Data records
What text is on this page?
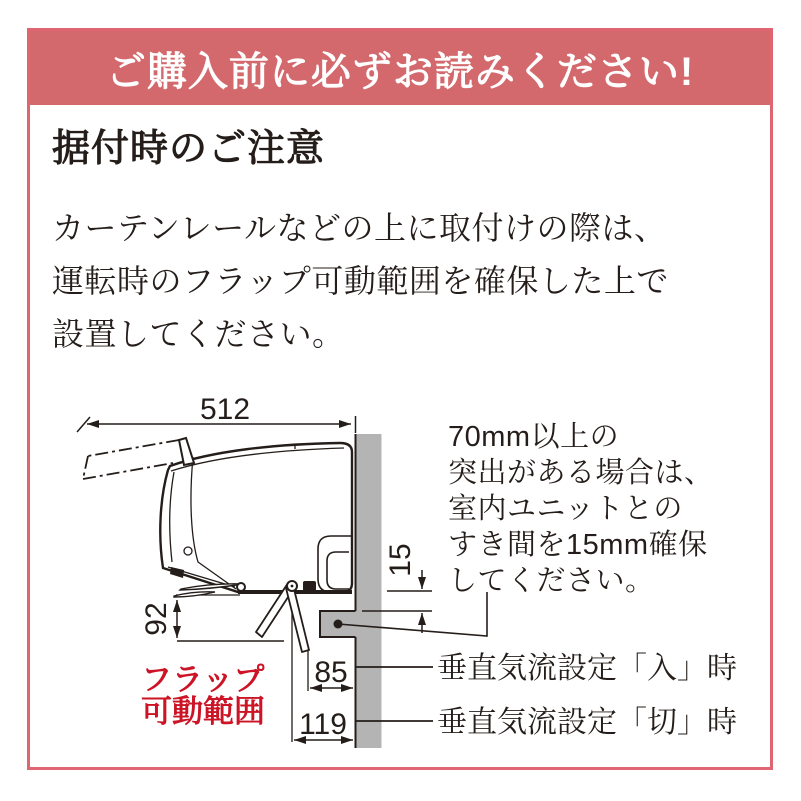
ご購入前に必ずお読みください!
据付時のご注意
カーテンレールなどの上に取付けの際は、
運転時のフラップ可動範囲を確保した上で
設置してください。
70mm以上の
突出がある場合は、
室内ユニットとの
すき間を15mm確保
してください。
512
92
15
85
119
フラップ
可動範囲
垂直気流設定「入」時
垂直気流設定「切」時
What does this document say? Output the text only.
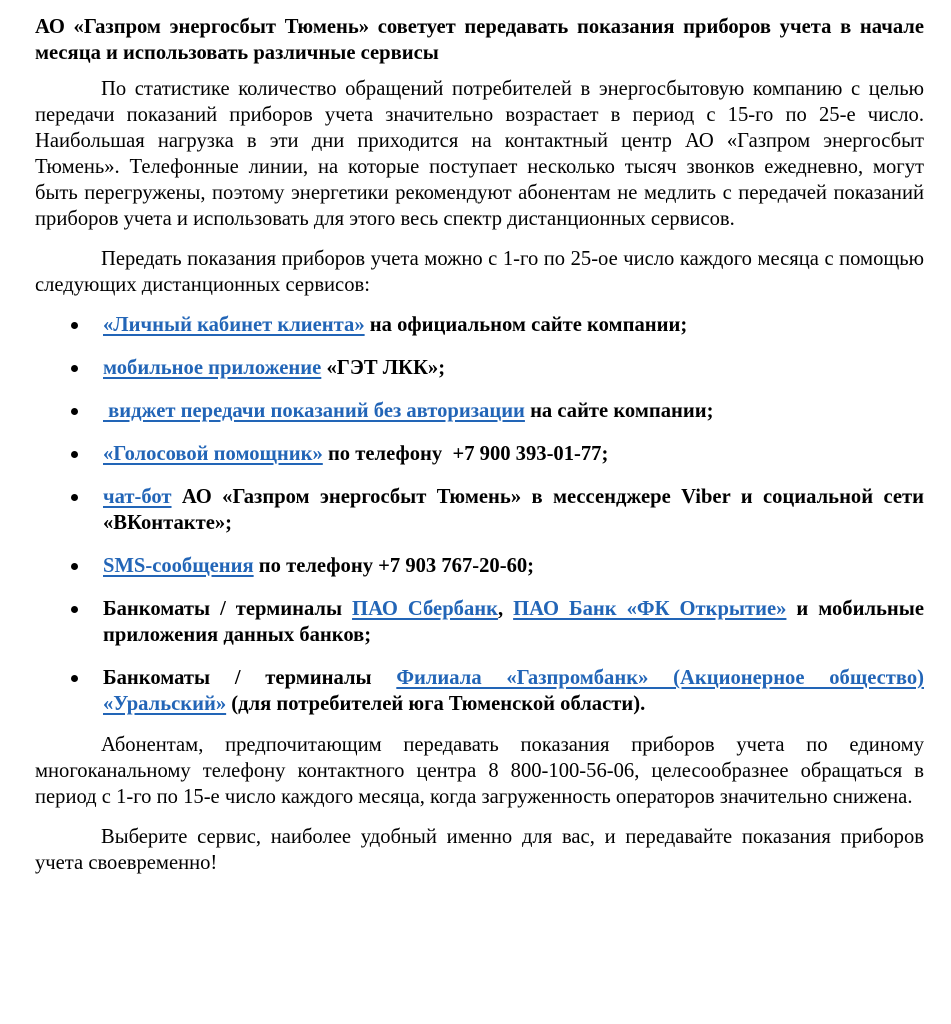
АО «Газпром энергосбыт Тюмень» советует передавать показания приборов учета в начале месяца и использовать различные сервисы

По статистике количество обращений потребителей в энергосбытовую компанию с целью передачи показаний приборов учета значительно возрастает в период с 15-го по 25-е число. Наибольшая нагрузка в эти дни приходится на контактный центр АО «Газпром энергосбыт Тюмень». Телефонные линии, на которые поступает несколько тысяч звонков ежедневно, могут быть перегружены, поэтому энергетики рекомендуют абонентам не медлить с передачей показаний приборов учета и использовать для этого весь спектр дистанционных сервисов.

Передать показания приборов учета можно с 1-го по 25-ое число каждого месяца с помощью следующих дистанционных сервисов:

«Личный кабинет клиента» на официальном сайте компании;
мобильное приложение «ГЭТ ЛКК»;
виджет передачи показаний без авторизации на сайте компании;
«Голосовой помощник» по телефону  +7 900 393-01-77;
чат-бот АО «Газпром энергосбыт Тюмень» в мессенджере Viber и социальной сети «ВКонтакте»;
SMS-сообщения по телефону +7 903 767-20-60;
Банкоматы / терминалы ПАО Сбербанк, ПАО Банк «ФК Открытие» и мобильные приложения данных банков;
Банкоматы / терминалы Филиала «Газпромбанк» (Акционерное общество) «Уральский» (для потребителей юга Тюменской области).

Абонентам, предпочитающим передавать показания приборов учета по единому многоканальному телефону контактного центра 8 800-100-56-06, целесообразнее обращаться в период с 1-го по 15-е число каждого месяца, когда загруженность операторов значительно снижена.

Выберите сервис, наиболее удобный именно для вас, и передавайте показания приборов учета своевременно!
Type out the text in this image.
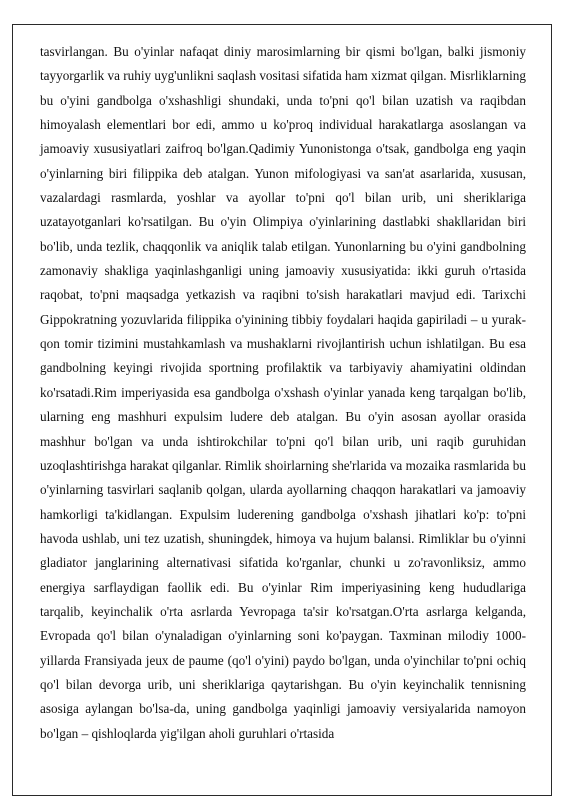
tasvirlangan. Bu o'yinlar nafaqat diniy marosimlarning bir qismi bo'lgan, balki jismoniy tayyorgarlik va ruhiy uyg'unlikni saqlash vositasi sifatida ham xizmat qilgan. Misrliklarning bu o'yini gandbolga o'xshashligi shundaki, unda to'pni qo'l bilan uzatish va raqibdan himoyalash elementlari bor edi, ammo u ko'proq individual harakatlarga asoslangan va jamoaviy xususiyatlari zaifroq bo'lgan.Qadimiy Yunonistonga o'tsak, gandbolga eng yaqin o'yinlarning biri filippika deb atalgan. Yunon mifologiyasi va san'at asarlarida, xususan, vazalardagi rasmlarda, yoshlar va ayollar to'pni qo'l bilan urib, uni sheriklariga uzatayotganlari ko'rsatilgan. Bu o'yin Olimpiya o'yinlarining dastlabki shakllaridan biri bo'lib, unda tezlik, chaqqonlik va aniqlik talab etilgan. Yunonlarning bu o'yini gandbolning zamonaviy shakliga yaqinlashganligi uning jamoaviy xususiyatida: ikki guruh o'rtasida raqobat, to'pni maqsadga yetkazish va raqibni to'sish harakatlari mavjud edi. Tarixchi Gippokratning yozuvlarida filippika o'yinining tibbiy foydalari haqida gapiriladi – u yurak-qon tomir tizimini mustahkamlash va mushaklarni rivojlantirish uchun ishlatilgan. Bu esa gandbolning keyingi rivojida sportning profilaktik va tarbiyaviy ahamiyatini oldindan ko'rsatadi.Rim imperiyasida esa gandbolga o'xshash o'yinlar yanada keng tarqalgan bo'lib, ularning eng mashhuri expulsim ludere deb atalgan. Bu o'yin asosan ayollar orasida mashhur bo'lgan va unda ishtirokchilar to'pni qo'l bilan urib, uni raqib guruhidan uzoqlashtirishga harakat qilganlar. Rimlik shoirlarning she'rlarida va mozaika rasmlarida bu o'yinlarning tasvirlari saqlanib qolgan, ularda ayollarning chaqqon harakatlari va jamoaviy hamkorligi ta'kidlangan. Expulsim luderening gandbolga o'xshash jihatlari ko'p: to'pni havoda ushlab, uni tez uzatish, shuningdek, himoya va hujum balansi. Rimliklar bu o'yinni gladiator janglarining alternativasi sifatida ko'rganlar, chunki u zo'ravonliksiz, ammo energiya sarflaydigan faollik edi. Bu o'yinlar Rim imperiyasining keng hududlariga tarqalib, keyinchalik o'rta asrlarda Yevropaga ta'sir ko'rsatgan.O'rta asrlarga kelganda, Evropada qo'l bilan o'ynaladigan o'yinlarning soni ko'paygan. Taxminan milodiy 1000-yillarda Fransiyada jeux de paume (qo'l o'yini) paydo bo'lgan, unda o'yinchilar to'pni ochiq qo'l bilan devorga urib, uni sheriklariga qaytarishgan. Bu o'yin keyinchalik tennisning asosiga aylangan bo'lsa-da, uning gandbolga yaqinligi jamoaviy versiyalarida namoyon bo'lgan – qishloqlarda yig'ilgan aholi guruhlari o'rtasida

# TASK PROMPT
Count the lines of the material that include the word "энергосбыт", then state only the total.

# SOLUTION
3